## WHAT IS ASKED
A faithful transcription of all the data is required.

[BEGIN]

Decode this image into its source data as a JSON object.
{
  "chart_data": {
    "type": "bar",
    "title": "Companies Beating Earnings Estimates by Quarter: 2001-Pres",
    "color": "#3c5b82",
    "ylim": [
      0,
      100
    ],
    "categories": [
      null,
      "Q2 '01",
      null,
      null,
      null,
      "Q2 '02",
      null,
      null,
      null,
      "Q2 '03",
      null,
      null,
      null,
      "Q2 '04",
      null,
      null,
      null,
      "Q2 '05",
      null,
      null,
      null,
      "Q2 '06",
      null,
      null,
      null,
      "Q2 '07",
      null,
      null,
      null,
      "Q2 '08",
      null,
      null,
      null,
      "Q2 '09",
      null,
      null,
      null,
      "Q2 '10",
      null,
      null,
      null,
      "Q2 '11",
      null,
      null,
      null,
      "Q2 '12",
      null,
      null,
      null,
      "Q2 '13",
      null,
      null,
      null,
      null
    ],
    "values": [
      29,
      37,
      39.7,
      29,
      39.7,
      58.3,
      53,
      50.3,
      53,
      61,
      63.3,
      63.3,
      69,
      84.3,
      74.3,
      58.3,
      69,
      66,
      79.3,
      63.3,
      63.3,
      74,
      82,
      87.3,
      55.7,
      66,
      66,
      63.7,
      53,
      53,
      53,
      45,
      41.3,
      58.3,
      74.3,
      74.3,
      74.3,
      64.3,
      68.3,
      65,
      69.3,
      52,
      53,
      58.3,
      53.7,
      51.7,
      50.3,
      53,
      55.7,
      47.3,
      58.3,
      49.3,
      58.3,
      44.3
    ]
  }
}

[END]

## FINISHED ANSWER
Decode this image into its source data as a JSON object.
{
  "chart_data": {
    "type": "bar",
    "title": "Companies Beating Earnings Estimates by Quarter: 2001-Pres",
    "color": "#3c5b82",
    "ylim": [
      0,
      100
    ],
    "categories": [
      null,
      "Q2 '01",
      null,
      null,
      null,
      "Q2 '02",
      null,
      null,
      null,
      "Q2 '03",
      null,
      null,
      null,
      "Q2 '04",
      null,
      null,
      null,
      "Q2 '05",
      null,
      null,
      null,
      "Q2 '06",
      null,
      null,
      null,
      "Q2 '07",
      null,
      null,
      null,
      "Q2 '08",
      null,
      null,
      null,
      "Q2 '09",
      null,
      null,
      null,
      "Q2 '10",
      null,
      null,
      null,
      "Q2 '11",
      null,
      null,
      null,
      "Q2 '12",
      null,
      null,
      null,
      "Q2 '13",
      null,
      null,
      null,
      null
    ],
    "values": [
      29,
      37,
      39.7,
      29,
      39.7,
      58.3,
      53,
      50.3,
      53,
      61,
      63.3,
      63.3,
      69,
      84.3,
      74.3,
      58.3,
      69,
      66,
      79.3,
      63.3,
      63.3,
      74,
      82,
      87.3,
      55.7,
      66,
      66,
      63.7,
      53,
      53,
      53,
      45,
      41.3,
      58.3,
      74.3,
      74.3,
      74.3,
      64.3,
      68.3,
      65,
      69.3,
      52,
      53,
      58.3,
      53.7,
      51.7,
      50.3,
      53,
      55.7,
      47.3,
      58.3,
      49.3,
      58.3,
      44.3
    ]
  }
}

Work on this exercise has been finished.